(Stored records)
::::::

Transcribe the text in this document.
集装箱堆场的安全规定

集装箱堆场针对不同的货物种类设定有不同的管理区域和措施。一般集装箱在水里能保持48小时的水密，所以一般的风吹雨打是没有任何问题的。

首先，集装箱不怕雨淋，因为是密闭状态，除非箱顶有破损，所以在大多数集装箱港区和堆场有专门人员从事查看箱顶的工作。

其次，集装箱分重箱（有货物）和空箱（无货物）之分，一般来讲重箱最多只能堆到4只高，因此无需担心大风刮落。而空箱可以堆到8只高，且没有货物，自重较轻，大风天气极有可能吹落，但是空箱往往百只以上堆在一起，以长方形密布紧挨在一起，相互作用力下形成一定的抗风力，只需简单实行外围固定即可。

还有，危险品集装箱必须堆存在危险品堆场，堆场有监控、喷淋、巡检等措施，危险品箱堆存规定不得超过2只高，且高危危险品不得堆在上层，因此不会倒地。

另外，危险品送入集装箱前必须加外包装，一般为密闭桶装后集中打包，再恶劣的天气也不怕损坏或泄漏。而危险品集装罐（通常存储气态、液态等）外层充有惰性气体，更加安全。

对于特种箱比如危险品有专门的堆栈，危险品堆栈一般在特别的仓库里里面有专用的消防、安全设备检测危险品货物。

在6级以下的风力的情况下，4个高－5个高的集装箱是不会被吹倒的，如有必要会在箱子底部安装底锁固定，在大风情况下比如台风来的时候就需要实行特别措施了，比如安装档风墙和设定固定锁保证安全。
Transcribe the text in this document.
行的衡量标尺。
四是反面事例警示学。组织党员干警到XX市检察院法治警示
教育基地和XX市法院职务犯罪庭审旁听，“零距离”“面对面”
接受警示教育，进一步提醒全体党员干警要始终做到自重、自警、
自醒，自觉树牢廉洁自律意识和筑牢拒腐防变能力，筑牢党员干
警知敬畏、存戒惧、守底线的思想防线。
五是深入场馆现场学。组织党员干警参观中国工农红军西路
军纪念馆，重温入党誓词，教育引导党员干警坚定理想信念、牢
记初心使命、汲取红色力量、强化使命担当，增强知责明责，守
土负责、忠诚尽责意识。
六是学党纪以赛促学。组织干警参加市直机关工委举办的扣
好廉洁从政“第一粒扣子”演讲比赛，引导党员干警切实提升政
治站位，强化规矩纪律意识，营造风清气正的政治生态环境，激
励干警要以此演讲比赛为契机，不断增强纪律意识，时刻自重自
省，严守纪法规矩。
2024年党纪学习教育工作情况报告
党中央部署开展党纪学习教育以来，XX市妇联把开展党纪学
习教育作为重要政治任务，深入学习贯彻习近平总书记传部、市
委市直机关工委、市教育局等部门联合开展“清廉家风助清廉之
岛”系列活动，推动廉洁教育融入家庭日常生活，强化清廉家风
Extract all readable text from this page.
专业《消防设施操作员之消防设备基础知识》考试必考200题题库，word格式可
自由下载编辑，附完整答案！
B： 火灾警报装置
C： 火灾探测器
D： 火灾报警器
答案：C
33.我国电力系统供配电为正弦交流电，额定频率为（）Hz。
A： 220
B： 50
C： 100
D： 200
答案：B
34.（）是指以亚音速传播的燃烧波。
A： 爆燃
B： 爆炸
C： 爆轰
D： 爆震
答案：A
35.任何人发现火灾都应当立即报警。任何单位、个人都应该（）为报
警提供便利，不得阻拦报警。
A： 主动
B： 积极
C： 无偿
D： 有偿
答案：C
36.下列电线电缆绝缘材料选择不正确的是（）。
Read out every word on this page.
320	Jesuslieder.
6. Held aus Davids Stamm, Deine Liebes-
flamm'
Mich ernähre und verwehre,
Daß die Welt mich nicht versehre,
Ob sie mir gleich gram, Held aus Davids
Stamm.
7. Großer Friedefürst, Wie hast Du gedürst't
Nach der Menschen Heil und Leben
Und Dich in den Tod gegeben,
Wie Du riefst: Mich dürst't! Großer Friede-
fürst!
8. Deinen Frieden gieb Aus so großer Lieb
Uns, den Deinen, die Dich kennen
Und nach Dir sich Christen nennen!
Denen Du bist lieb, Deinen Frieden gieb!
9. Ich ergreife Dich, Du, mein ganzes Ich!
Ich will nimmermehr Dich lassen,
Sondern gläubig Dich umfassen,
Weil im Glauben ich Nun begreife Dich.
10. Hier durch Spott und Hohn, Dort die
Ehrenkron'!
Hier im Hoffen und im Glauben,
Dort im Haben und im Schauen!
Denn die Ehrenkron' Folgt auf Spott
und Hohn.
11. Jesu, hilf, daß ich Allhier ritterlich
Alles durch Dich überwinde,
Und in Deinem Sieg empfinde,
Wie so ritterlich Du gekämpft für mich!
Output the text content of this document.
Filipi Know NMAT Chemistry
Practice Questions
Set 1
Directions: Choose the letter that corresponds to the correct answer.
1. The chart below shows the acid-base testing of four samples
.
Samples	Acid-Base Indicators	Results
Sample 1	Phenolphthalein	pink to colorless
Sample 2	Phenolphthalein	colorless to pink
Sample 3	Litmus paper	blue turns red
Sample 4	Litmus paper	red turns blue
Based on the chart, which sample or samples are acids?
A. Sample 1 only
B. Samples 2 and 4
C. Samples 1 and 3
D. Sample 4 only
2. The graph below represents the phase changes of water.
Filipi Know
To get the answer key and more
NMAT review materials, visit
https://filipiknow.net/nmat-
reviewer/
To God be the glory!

::::::

> [Your instructions]: Everything in the listing above should be restated exactly.

> [Finished task]:
Transcribe the text in this document.
集装箱堆场的安全规定

集装箱堆场针对不同的货物种类设定有不同的管理区域和措施。一般集装箱在水里能保持48小时的水密，所以一般的风吹雨打是没有任何问题的。

首先，集装箱不怕雨淋，因为是密闭状态，除非箱顶有破损，所以在大多数集装箱港区和堆场有专门人员从事查看箱顶的工作。

其次，集装箱分重箱（有货物）和空箱（无货物）之分，一般来讲重箱最多只能堆到4只高，因此无需担心大风刮落。而空箱可以堆到8只高，且没有货物，自重较轻，大风天气极有可能吹落，但是空箱往往百只以上堆在一起，以长方形密布紧挨在一起，相互作用力下形成一定的抗风力，只需简单实行外围固定即可。

还有，危险品集装箱必须堆存在危险品堆场，堆场有监控、喷淋、巡检等措施，危险品箱堆存规定不得超过2只高，且高危危险品不得堆在上层，因此不会倒地。

另外，危险品送入集装箱前必须加外包装，一般为密闭桶装后集中打包，再恶劣的天气也不怕损坏或泄漏。而危险品集装罐（通常存储气态、液态等）外层充有惰性气体，更加安全。

对于特种箱比如危险品有专门的堆栈，危险品堆栈一般在特别的仓库里里面有专用的消防、安全设备检测危险品货物。

在6级以下的风力的情况下，4个高－5个高的集装箱是不会被吹倒的，如有必要会在箱子底部安装底锁固定，在大风情况下比如台风来的时候就需要实行特别措施了，比如安装档风墙和设定固定锁保证安全。
Transcribe the text in this document.
行的衡量标尺。
四是反面事例警示学。组织党员干警到XX市检察院法治警示
教育基地和XX市法院职务犯罪庭审旁听，“零距离”“面对面”
接受警示教育，进一步提醒全体党员干警要始终做到自重、自警、
自醒，自觉树牢廉洁自律意识和筑牢拒腐防变能力，筑牢党员干
警知敬畏、存戒惧、守底线的思想防线。
五是深入场馆现场学。组织党员干警参观中国工农红军西路
军纪念馆，重温入党誓词，教育引导党员干警坚定理想信念、牢
记初心使命、汲取红色力量、强化使命担当，增强知责明责，守
土负责、忠诚尽责意识。
六是学党纪以赛促学。组织干警参加市直机关工委举办的扣
好廉洁从政“第一粒扣子”演讲比赛，引导党员干警切实提升政
治站位，强化规矩纪律意识，营造风清气正的政治生态环境，激
励干警要以此演讲比赛为契机，不断增强纪律意识，时刻自重自
省，严守纪法规矩。
2024年党纪学习教育工作情况报告
党中央部署开展党纪学习教育以来，XX市妇联把开展党纪学
习教育作为重要政治任务，深入学习贯彻习近平总书记传部、市
委市直机关工委、市教育局等部门联合开展“清廉家风助清廉之
岛”系列活动，推动廉洁教育融入家庭日常生活，强化清廉家风
Extract all readable text from this page.
专业《消防设施操作员之消防设备基础知识》考试必考200题题库，word格式可
自由下载编辑，附完整答案！
B： 火灾警报装置
C： 火灾探测器
D： 火灾报警器
答案：C
33.我国电力系统供配电为正弦交流电，额定频率为（）Hz。
A： 220
B： 50
C： 100
D： 200
答案：B
34.（）是指以亚音速传播的燃烧波。
A： 爆燃
B： 爆炸
C： 爆轰
D： 爆震
答案：A
35.任何人发现火灾都应当立即报警。任何单位、个人都应该（）为报
警提供便利，不得阻拦报警。
A： 主动
B： 积极
C： 无偿
D： 有偿
答案：C
36.下列电线电缆绝缘材料选择不正确的是（）。
Read out every word on this page.
320	Jesuslieder.
6. Held aus Davids Stamm, Deine Liebes-
flamm'
Mich ernähre und verwehre,
Daß die Welt mich nicht versehre,
Ob sie mir gleich gram, Held aus Davids
Stamm.
7. Großer Friedefürst, Wie hast Du gedürst't
Nach der Menschen Heil und Leben
Und Dich in den Tod gegeben,
Wie Du riefst: Mich dürst't! Großer Friede-
fürst!
8. Deinen Frieden gieb Aus so großer Lieb
Uns, den Deinen, die Dich kennen
Und nach Dir sich Christen nennen!
Denen Du bist lieb, Deinen Frieden gieb!
9. Ich ergreife Dich, Du, mein ganzes Ich!
Ich will nimmermehr Dich lassen,
Sondern gläubig Dich umfassen,
Weil im Glauben ich Nun begreife Dich.
10. Hier durch Spott und Hohn, Dort die
Ehrenkron'!
Hier im Hoffen und im Glauben,
Dort im Haben und im Schauen!
Denn die Ehrenkron' Folgt auf Spott
und Hohn.
11. Jesu, hilf, daß ich Allhier ritterlich
Alles durch Dich überwinde,
Und in Deinem Sieg empfinde,
Wie so ritterlich Du gekämpft für mich!
Output the text content of this document.
Filipi Know NMAT Chemistry
Practice Questions
Set 1
Directions: Choose the letter that corresponds to the correct answer.
1. The chart below shows the acid-base testing of four samples
.
Samples	Acid-Base Indicators	Results
Sample 1	Phenolphthalein	pink to colorless
Sample 2	Phenolphthalein	colorless to pink
Sample 3	Litmus paper	blue turns red
Sample 4	Litmus paper	red turns blue
Based on the chart, which sample or samples are acids?
A. Sample 1 only
B. Samples 2 and 4
C. Samples 1 and 3
D. Sample 4 only
2. The graph below represents the phase changes of water.
Filipi Know
To get the answer key and more
NMAT review materials, visit
https://filipiknow.net/nmat-
reviewer/
To God be the glory!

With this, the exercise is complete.